Exercise requirements:
Copy every line of the records below word for word, but leave out the pictures.

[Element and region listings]
● ● ●

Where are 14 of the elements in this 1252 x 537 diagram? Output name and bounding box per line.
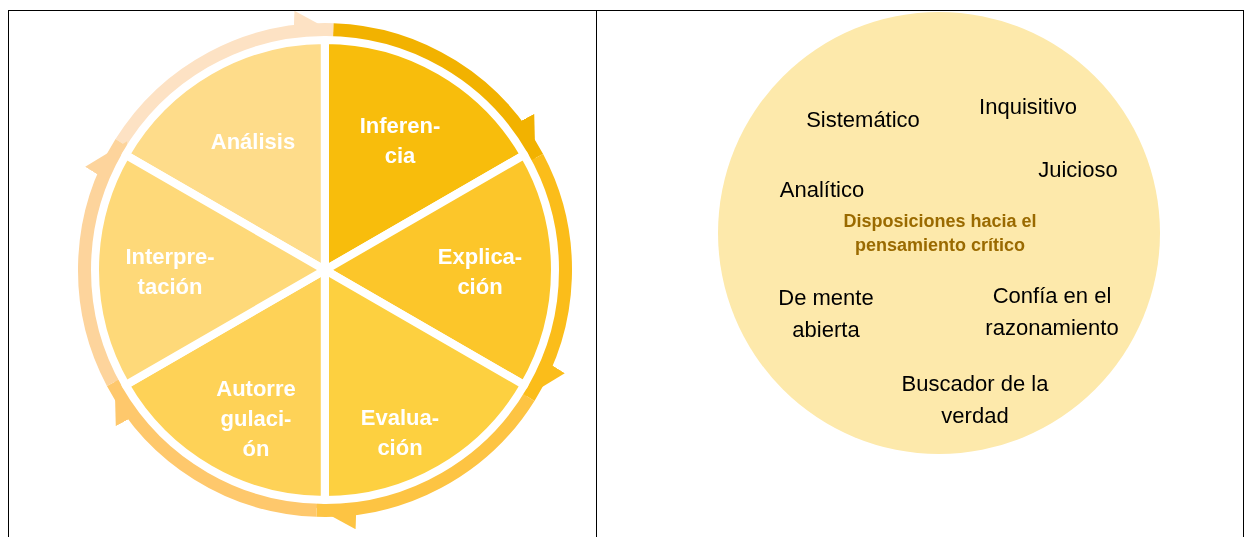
disposition-label: Inquisitivo [978, 93, 1078, 121]
circle-title: Disposiciones hacia el pensamiento crítico [842, 210, 1038, 257]
segment-label: Autorre gulaci- ón [215, 375, 297, 463]
segment-label: Inferen- cia [358, 112, 442, 170]
segment-label: Interpre- tación [124, 243, 216, 301]
segment-label: Evalua- ción [359, 404, 441, 462]
disposition-label: Juicioso [1037, 156, 1119, 184]
segment-label: Análisis [209, 128, 297, 156]
disposition-label: Analítico [778, 176, 866, 204]
disposition-label: Buscador de la verdad [900, 370, 1050, 430]
segment-label: Explica- ción [436, 243, 524, 301]
disposition-label: Sistemático [805, 106, 921, 134]
disposition-label: Confía en el razonamiento [984, 282, 1120, 342]
disposition-label: De mente abierta [777, 284, 875, 344]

● ● ●

Solution:
Where are 14 of the elements in this 1252 x 537 diagram? Output name and bounding box per line.
disposition-label: Inquisitivo [978, 93, 1078, 121]
circle-title: Disposiciones hacia el pensamiento crítico [842, 210, 1038, 257]
segment-label: Autorre gulaci- ón [215, 375, 297, 463]
segment-label: Inferen- cia [358, 112, 442, 170]
segment-label: Interpre- tación [124, 243, 216, 301]
segment-label: Evalua- ción [359, 404, 441, 462]
disposition-label: Juicioso [1037, 156, 1119, 184]
segment-label: Análisis [209, 128, 297, 156]
disposition-label: Analítico [778, 176, 866, 204]
disposition-label: Buscador de la verdad [900, 370, 1050, 430]
segment-label: Explica- ción [436, 243, 524, 301]
disposition-label: Sistemático [805, 106, 921, 134]
disposition-label: Confía en el razonamiento [984, 282, 1120, 342]
disposition-label: De mente abierta [777, 284, 875, 344]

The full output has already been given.